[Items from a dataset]
************

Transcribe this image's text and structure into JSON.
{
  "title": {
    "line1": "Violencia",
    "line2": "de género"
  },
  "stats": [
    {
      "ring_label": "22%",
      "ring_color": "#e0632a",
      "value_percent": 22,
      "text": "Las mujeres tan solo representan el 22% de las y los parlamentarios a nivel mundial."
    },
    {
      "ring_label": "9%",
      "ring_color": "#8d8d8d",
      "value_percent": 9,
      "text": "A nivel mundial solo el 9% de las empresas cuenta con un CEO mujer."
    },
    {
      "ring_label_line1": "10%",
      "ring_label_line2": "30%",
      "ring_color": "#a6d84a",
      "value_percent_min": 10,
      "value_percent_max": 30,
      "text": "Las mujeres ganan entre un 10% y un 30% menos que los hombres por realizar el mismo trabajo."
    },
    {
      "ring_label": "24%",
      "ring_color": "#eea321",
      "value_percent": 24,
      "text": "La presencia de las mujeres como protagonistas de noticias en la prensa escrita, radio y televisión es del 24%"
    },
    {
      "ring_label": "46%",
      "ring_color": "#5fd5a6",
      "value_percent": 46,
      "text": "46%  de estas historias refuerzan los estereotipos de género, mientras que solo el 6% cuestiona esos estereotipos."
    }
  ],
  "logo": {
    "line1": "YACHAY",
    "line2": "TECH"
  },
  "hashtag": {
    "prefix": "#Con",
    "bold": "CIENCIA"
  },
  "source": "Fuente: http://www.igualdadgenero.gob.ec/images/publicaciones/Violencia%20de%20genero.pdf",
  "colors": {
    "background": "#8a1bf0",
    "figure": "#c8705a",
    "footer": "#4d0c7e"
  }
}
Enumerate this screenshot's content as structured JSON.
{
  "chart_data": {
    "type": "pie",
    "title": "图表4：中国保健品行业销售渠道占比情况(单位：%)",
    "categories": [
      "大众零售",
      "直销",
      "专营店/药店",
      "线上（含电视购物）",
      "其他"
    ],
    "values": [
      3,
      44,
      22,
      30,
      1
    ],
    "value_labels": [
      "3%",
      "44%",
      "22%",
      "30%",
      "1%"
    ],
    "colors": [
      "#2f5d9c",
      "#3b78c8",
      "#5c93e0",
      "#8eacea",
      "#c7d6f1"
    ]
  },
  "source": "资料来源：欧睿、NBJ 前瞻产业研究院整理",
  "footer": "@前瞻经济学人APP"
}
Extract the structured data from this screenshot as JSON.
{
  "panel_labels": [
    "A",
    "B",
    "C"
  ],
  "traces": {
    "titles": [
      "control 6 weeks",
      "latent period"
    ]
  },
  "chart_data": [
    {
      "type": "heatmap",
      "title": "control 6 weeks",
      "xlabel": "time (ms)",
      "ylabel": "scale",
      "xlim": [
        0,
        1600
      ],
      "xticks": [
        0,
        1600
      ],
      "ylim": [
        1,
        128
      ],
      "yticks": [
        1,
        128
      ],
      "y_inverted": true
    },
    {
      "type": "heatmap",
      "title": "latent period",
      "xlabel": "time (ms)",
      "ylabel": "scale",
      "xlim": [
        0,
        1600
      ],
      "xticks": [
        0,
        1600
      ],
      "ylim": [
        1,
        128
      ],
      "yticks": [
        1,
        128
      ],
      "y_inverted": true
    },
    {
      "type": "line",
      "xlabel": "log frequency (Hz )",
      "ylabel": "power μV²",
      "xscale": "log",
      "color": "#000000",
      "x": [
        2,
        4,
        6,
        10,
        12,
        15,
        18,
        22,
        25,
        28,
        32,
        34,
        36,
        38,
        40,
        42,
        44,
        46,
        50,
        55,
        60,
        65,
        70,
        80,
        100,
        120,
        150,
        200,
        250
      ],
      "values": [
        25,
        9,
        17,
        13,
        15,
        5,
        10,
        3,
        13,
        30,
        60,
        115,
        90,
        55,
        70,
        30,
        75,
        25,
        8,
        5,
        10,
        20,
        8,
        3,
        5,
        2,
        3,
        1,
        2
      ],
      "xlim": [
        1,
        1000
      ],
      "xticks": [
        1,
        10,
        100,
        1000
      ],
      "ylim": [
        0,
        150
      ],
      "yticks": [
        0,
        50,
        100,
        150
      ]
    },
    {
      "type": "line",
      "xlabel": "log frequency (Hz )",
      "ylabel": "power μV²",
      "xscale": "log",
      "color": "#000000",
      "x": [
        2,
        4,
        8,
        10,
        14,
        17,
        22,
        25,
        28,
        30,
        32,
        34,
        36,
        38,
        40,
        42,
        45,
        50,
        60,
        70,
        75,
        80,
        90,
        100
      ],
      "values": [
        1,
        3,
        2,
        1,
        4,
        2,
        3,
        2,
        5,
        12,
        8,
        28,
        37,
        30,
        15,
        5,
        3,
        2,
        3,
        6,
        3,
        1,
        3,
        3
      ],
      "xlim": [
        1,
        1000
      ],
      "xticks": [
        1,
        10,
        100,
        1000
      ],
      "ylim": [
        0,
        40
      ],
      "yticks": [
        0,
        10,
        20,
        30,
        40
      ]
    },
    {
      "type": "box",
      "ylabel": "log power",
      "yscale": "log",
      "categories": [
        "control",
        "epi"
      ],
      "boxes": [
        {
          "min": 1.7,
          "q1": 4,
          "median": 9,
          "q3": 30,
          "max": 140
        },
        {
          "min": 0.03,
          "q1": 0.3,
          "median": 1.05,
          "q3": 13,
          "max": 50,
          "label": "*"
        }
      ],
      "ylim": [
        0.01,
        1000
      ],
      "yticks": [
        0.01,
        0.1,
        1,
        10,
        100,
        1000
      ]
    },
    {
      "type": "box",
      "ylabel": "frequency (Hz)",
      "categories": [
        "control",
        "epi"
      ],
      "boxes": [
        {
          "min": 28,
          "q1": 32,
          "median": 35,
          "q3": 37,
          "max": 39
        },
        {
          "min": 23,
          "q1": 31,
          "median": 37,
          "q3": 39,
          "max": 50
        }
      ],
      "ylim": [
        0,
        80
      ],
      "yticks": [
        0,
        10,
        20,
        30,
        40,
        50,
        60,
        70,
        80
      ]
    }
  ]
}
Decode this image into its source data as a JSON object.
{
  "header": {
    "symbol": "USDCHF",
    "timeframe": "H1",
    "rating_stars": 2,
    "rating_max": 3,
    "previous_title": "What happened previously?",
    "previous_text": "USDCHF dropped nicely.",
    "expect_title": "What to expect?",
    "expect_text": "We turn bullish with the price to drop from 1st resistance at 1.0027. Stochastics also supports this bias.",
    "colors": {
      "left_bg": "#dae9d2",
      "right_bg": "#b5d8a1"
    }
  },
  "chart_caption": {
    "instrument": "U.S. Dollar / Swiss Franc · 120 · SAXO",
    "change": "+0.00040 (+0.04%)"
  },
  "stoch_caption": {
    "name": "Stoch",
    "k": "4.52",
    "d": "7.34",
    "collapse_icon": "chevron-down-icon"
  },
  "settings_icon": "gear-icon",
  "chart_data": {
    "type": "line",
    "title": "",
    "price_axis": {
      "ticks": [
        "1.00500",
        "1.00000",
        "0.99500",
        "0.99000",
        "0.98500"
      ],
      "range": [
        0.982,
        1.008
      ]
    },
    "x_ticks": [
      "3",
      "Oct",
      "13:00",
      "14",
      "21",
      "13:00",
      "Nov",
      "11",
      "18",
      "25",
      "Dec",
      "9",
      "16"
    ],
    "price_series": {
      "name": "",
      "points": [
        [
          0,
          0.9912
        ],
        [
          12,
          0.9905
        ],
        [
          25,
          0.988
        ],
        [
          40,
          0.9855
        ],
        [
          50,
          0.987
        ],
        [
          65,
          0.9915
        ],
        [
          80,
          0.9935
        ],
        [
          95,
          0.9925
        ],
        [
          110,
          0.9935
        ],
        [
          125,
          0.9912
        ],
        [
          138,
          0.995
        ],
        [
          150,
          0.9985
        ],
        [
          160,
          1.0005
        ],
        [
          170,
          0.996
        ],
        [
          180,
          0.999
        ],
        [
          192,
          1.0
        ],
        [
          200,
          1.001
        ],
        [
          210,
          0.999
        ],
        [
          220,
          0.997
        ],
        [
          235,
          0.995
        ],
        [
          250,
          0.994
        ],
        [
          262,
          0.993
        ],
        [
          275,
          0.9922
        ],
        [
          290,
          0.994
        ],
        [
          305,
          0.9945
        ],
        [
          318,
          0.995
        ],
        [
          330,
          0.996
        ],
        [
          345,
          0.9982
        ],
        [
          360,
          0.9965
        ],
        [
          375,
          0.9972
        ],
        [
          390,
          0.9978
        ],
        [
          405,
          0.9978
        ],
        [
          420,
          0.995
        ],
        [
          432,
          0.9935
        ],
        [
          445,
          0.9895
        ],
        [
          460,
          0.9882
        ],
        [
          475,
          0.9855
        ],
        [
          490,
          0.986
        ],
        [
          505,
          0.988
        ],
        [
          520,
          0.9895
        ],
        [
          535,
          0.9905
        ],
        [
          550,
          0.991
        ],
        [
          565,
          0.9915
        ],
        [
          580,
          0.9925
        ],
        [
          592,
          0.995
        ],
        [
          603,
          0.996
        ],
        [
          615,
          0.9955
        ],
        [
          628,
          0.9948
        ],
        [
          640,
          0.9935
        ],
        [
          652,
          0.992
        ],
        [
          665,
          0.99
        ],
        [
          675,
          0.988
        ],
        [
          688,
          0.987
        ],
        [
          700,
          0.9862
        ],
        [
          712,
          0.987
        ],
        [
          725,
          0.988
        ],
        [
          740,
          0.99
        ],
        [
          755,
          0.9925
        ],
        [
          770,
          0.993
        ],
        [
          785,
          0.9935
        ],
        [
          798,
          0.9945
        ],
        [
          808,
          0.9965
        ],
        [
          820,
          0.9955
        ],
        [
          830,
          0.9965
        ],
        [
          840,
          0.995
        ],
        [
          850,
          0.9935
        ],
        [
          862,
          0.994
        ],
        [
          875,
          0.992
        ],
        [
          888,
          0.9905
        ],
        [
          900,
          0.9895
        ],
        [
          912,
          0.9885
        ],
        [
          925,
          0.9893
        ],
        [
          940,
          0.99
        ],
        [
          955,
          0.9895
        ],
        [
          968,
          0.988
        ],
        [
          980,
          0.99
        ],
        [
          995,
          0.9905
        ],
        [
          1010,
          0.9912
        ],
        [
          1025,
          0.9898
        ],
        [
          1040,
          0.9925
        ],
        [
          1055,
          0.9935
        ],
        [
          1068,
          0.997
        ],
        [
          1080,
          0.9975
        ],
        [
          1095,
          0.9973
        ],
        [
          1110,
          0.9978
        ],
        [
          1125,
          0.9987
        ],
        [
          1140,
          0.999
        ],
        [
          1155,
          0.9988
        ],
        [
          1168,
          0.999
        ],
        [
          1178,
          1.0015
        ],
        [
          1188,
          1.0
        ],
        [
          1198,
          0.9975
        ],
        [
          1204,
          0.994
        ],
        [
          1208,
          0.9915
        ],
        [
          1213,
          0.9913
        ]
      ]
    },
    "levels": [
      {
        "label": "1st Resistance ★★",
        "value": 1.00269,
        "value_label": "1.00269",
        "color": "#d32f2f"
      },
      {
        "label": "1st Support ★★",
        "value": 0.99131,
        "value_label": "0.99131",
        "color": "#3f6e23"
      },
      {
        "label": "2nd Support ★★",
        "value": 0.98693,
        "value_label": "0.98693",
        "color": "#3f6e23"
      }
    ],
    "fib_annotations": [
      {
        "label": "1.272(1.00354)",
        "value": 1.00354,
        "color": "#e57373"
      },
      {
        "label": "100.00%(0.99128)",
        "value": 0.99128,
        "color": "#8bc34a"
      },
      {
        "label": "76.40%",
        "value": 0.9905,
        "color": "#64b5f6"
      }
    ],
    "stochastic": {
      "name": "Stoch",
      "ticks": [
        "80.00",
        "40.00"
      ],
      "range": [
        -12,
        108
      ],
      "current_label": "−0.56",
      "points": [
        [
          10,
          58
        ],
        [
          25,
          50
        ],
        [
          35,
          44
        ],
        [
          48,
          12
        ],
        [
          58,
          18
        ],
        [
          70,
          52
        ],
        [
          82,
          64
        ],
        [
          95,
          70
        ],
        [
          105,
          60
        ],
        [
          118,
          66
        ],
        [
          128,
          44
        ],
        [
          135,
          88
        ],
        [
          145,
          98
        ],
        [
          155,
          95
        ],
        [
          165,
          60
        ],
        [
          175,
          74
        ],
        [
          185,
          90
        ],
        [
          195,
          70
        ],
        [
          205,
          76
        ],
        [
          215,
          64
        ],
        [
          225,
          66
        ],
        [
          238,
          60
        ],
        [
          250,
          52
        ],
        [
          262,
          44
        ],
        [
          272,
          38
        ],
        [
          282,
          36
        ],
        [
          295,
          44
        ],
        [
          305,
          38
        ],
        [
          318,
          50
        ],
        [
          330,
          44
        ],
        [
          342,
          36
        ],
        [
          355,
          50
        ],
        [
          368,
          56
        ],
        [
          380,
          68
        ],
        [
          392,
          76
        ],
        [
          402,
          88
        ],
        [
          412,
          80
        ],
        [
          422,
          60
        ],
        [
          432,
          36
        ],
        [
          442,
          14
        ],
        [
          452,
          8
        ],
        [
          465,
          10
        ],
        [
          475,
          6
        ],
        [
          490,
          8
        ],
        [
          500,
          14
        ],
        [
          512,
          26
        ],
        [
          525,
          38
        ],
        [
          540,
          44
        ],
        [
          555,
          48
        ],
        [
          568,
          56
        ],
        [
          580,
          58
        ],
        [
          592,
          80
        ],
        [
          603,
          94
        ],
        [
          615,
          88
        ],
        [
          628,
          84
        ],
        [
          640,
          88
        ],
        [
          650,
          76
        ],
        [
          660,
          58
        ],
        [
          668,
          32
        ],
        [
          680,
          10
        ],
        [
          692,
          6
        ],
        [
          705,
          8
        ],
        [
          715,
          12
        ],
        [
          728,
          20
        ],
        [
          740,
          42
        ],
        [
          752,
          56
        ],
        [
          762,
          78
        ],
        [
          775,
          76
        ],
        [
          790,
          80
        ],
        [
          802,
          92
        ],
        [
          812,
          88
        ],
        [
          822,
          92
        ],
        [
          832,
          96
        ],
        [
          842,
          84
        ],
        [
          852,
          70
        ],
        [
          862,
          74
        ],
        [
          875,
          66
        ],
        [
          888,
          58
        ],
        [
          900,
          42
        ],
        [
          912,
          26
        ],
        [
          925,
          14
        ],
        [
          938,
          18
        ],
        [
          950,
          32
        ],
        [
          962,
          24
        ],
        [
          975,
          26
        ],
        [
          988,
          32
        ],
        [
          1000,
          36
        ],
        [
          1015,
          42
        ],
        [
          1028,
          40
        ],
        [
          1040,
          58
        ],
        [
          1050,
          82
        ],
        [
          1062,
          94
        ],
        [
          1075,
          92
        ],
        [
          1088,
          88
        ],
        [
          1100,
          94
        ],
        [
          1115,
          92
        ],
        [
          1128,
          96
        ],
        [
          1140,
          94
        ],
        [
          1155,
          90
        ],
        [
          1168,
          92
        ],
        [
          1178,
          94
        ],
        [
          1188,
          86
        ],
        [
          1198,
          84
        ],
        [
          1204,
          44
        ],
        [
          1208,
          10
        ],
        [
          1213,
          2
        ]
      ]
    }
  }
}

************

• [Exercise prompt]
All lines that include "this" are to be gathered and copied.

• [Task response]
Transcribe this image's text and structure into JSON.
Enumerate this screenshot's content as structured JSON.
Extract the structured data from this screenshot as JSON.
Decode this image into its source data as a JSON object.
    "expect_text": "We turn bullish with the price to drop from 1st resistance at 1.0027. Stochastics also supports this bias.",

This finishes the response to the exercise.